— Start Supplied data —

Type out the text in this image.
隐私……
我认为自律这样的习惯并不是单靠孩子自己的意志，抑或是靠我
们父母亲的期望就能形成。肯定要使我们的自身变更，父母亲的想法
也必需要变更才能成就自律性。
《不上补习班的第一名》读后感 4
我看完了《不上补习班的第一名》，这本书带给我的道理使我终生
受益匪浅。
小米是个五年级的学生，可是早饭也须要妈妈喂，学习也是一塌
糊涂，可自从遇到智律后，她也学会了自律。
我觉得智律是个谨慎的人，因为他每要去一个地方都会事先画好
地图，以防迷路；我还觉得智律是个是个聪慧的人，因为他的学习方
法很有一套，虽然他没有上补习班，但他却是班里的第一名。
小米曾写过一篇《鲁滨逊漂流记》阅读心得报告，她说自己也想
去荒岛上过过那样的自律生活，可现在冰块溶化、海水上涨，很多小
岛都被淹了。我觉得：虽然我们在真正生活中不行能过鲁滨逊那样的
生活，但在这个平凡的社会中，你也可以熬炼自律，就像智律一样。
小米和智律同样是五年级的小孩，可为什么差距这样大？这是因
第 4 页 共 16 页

— End Supplied data —

__Short problem__: Take every line from the records above that has the word "不上补习班的第一名" and copy it.

__Task output__:
《不上补习班的第一名》读后感 4
我看完了《不上补习班的第一名》，这本书带给我的道理使我终生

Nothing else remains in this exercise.